» REQUIREMENT: Take the data that follows and retype it word for word.

___ DATA EXCERPTS

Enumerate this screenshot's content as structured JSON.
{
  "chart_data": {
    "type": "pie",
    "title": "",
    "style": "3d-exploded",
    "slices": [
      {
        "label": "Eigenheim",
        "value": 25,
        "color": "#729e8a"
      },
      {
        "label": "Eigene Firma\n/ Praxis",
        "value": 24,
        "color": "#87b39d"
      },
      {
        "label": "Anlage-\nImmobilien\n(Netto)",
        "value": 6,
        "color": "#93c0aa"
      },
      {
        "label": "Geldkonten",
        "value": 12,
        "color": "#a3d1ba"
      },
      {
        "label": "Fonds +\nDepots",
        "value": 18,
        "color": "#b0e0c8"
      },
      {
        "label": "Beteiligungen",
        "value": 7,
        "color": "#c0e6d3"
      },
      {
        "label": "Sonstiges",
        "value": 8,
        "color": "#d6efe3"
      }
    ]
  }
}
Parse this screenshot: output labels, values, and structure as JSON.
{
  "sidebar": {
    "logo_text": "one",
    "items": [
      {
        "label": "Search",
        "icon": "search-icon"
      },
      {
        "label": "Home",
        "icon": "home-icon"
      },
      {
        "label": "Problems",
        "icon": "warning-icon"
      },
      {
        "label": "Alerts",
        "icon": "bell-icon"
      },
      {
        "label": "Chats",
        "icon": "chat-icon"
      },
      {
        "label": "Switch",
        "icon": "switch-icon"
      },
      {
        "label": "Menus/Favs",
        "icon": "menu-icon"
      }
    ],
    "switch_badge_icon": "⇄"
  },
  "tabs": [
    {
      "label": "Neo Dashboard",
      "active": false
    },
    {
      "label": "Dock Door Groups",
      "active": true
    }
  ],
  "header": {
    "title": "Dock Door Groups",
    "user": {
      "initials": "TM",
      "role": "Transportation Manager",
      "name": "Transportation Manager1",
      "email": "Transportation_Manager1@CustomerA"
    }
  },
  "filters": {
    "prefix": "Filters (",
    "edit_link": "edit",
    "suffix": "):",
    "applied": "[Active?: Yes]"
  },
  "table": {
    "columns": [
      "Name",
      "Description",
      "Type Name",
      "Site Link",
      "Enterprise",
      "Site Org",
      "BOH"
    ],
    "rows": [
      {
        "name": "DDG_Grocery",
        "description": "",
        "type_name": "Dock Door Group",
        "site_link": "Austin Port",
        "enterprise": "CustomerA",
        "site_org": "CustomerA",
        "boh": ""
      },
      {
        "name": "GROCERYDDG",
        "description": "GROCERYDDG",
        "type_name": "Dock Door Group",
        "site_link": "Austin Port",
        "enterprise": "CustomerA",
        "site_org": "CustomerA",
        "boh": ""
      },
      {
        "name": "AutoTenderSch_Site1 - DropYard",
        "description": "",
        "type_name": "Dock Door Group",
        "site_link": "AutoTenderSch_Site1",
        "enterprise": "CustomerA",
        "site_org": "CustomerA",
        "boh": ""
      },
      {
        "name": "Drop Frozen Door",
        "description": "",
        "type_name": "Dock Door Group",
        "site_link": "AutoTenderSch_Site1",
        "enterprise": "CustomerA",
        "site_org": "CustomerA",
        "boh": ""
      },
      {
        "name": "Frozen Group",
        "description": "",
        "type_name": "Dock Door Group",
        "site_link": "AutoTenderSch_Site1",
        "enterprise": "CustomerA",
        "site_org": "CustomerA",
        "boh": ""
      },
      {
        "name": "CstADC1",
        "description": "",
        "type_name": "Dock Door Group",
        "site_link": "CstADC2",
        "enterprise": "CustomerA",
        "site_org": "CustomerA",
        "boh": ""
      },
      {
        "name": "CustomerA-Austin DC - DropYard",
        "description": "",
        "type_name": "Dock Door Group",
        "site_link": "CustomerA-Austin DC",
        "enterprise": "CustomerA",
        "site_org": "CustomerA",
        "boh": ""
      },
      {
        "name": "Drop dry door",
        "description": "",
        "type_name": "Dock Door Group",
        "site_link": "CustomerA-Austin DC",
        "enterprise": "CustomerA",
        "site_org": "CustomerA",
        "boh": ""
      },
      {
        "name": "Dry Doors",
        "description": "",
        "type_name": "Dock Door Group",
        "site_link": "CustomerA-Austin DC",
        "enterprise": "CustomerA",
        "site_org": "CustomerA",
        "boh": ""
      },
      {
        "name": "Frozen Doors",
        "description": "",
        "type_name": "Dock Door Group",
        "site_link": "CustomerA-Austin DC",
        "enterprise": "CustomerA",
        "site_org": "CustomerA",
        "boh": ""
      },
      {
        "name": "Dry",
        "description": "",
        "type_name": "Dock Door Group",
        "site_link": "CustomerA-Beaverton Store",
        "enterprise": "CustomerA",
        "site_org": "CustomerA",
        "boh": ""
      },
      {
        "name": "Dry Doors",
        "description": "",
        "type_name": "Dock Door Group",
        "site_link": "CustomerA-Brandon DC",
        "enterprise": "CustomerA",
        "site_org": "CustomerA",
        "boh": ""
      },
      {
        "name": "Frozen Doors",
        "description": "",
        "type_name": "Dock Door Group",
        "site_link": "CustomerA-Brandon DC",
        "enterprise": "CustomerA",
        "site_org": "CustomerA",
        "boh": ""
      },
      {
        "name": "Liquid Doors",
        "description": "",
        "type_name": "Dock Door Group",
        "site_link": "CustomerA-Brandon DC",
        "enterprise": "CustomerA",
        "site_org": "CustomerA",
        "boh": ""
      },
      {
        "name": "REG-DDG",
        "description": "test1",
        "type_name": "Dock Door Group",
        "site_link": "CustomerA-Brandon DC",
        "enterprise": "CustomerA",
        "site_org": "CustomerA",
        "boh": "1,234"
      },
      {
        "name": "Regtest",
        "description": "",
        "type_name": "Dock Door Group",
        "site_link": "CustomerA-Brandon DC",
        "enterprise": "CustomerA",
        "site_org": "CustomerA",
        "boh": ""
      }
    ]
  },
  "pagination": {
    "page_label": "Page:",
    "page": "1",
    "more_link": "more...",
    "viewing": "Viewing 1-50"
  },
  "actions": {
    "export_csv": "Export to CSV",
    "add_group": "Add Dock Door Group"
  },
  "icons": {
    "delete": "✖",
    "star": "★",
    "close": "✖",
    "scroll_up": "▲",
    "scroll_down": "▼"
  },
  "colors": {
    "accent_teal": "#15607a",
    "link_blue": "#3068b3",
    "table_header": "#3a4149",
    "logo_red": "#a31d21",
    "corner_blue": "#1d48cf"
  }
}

______

» TASK SOLUTION:
Enumerate this screenshot's content as structured JSON.
{
  "chart_data": {
    "type": "pie",
    "title": "",
    "style": "3d-exploded",
    "slices": [
      {
        "label": "Eigenheim",
        "value": 25,
        "color": "#729e8a"
      },
      {
        "label": "Eigene Firma\n/ Praxis",
        "value": 24,
        "color": "#87b39d"
      },
      {
        "label": "Anlage-\nImmobilien\n(Netto)",
        "value": 6,
        "color": "#93c0aa"
      },
      {
        "label": "Geldkonten",
        "value": 12,
        "color": "#a3d1ba"
      },
      {
        "label": "Fonds +\nDepots",
        "value": 18,
        "color": "#b0e0c8"
      },
      {
        "label": "Beteiligungen",
        "value": 7,
        "color": "#c0e6d3"
      },
      {
        "label": "Sonstiges",
        "value": 8,
        "color": "#d6efe3"
      }
    ]
  }
}
Parse this screenshot: output labels, values, and structure as JSON.
{
  "sidebar": {
    "logo_text": "one",
    "items": [
      {
        "label": "Search",
        "icon": "search-icon"
      },
      {
        "label": "Home",
        "icon": "home-icon"
      },
      {
        "label": "Problems",
        "icon": "warning-icon"
      },
      {
        "label": "Alerts",
        "icon": "bell-icon"
      },
      {
        "label": "Chats",
        "icon": "chat-icon"
      },
      {
        "label": "Switch",
        "icon": "switch-icon"
      },
      {
        "label": "Menus/Favs",
        "icon": "menu-icon"
      }
    ],
    "switch_badge_icon": "⇄"
  },
  "tabs": [
    {
      "label": "Neo Dashboard",
      "active": false
    },
    {
      "label": "Dock Door Groups",
      "active": true
    }
  ],
  "header": {
    "title": "Dock Door Groups",
    "user": {
      "initials": "TM",
      "role": "Transportation Manager",
      "name": "Transportation Manager1",
      "email": "Transportation_Manager1@CustomerA"
    }
  },
  "filters": {
    "prefix": "Filters (",
    "edit_link": "edit",
    "suffix": "):",
    "applied": "[Active?: Yes]"
  },
  "table": {
    "columns": [
      "Name",
      "Description",
      "Type Name",
      "Site Link",
      "Enterprise",
      "Site Org",
      "BOH"
    ],
    "rows": [
      {
        "name": "DDG_Grocery",
        "description": "",
        "type_name": "Dock Door Group",
        "site_link": "Austin Port",
        "enterprise": "CustomerA",
        "site_org": "CustomerA",
        "boh": ""
      },
      {
        "name": "GROCERYDDG",
        "description": "GROCERYDDG",
        "type_name": "Dock Door Group",
        "site_link": "Austin Port",
        "enterprise": "CustomerA",
        "site_org": "CustomerA",
        "boh": ""
      },
      {
        "name": "AutoTenderSch_Site1 - DropYard",
        "description": "",
        "type_name": "Dock Door Group",
        "site_link": "AutoTenderSch_Site1",
        "enterprise": "CustomerA",
        "site_org": "CustomerA",
        "boh": ""
      },
      {
        "name": "Drop Frozen Door",
        "description": "",
        "type_name": "Dock Door Group",
        "site_link": "AutoTenderSch_Site1",
        "enterprise": "CustomerA",
        "site_org": "CustomerA",
        "boh": ""
      },
      {
        "name": "Frozen Group",
        "description": "",
        "type_name": "Dock Door Group",
        "site_link": "AutoTenderSch_Site1",
        "enterprise": "CustomerA",
        "site_org": "CustomerA",
        "boh": ""
      },
      {
        "name": "CstADC1",
        "description": "",
        "type_name": "Dock Door Group",
        "site_link": "CstADC2",
        "enterprise": "CustomerA",
        "site_org": "CustomerA",
        "boh": ""
      },
      {
        "name": "CustomerA-Austin DC - DropYard",
        "description": "",
        "type_name": "Dock Door Group",
        "site_link": "CustomerA-Austin DC",
        "enterprise": "CustomerA",
        "site_org": "CustomerA",
        "boh": ""
      },
      {
        "name": "Drop dry door",
        "description": "",
        "type_name": "Dock Door Group",
        "site_link": "CustomerA-Austin DC",
        "enterprise": "CustomerA",
        "site_org": "CustomerA",
        "boh": ""
      },
      {
        "name": "Dry Doors",
        "description": "",
        "type_name": "Dock Door Group",
        "site_link": "CustomerA-Austin DC",
        "enterprise": "CustomerA",
        "site_org": "CustomerA",
        "boh": ""
      },
      {
        "name": "Frozen Doors",
        "description": "",
        "type_name": "Dock Door Group",
        "site_link": "CustomerA-Austin DC",
        "enterprise": "CustomerA",
        "site_org": "CustomerA",
        "boh": ""
      },
      {
        "name": "Dry",
        "description": "",
        "type_name": "Dock Door Group",
        "site_link": "CustomerA-Beaverton Store",
        "enterprise": "CustomerA",
        "site_org": "CustomerA",
        "boh": ""
      },
      {
        "name": "Dry Doors",
        "description": "",
        "type_name": "Dock Door Group",
        "site_link": "CustomerA-Brandon DC",
        "enterprise": "CustomerA",
        "site_org": "CustomerA",
        "boh": ""
      },
      {
        "name": "Frozen Doors",
        "description": "",
        "type_name": "Dock Door Group",
        "site_link": "CustomerA-Brandon DC",
        "enterprise": "CustomerA",
        "site_org": "CustomerA",
        "boh": ""
      },
      {
        "name": "Liquid Doors",
        "description": "",
        "type_name": "Dock Door Group",
        "site_link": "CustomerA-Brandon DC",
        "enterprise": "CustomerA",
        "site_org": "CustomerA",
        "boh": ""
      },
      {
        "name": "REG-DDG",
        "description": "test1",
        "type_name": "Dock Door Group",
        "site_link": "CustomerA-Brandon DC",
        "enterprise": "CustomerA",
        "site_org": "CustomerA",
        "boh": "1,234"
      },
      {
        "name": "Regtest",
        "description": "",
        "type_name": "Dock Door Group",
        "site_link": "CustomerA-Brandon DC",
        "enterprise": "CustomerA",
        "site_org": "CustomerA",
        "boh": ""
      }
    ]
  },
  "pagination": {
    "page_label": "Page:",
    "page": "1",
    "more_link": "more...",
    "viewing": "Viewing 1-50"
  },
  "actions": {
    "export_csv": "Export to CSV",
    "add_group": "Add Dock Door Group"
  },
  "icons": {
    "delete": "✖",
    "star": "★",
    "close": "✖",
    "scroll_up": "▲",
    "scroll_down": "▼"
  },
  "colors": {
    "accent_teal": "#15607a",
    "link_blue": "#3068b3",
    "table_header": "#3a4149",
    "logo_red": "#a31d21",
    "corner_blue": "#1d48cf"
  }
}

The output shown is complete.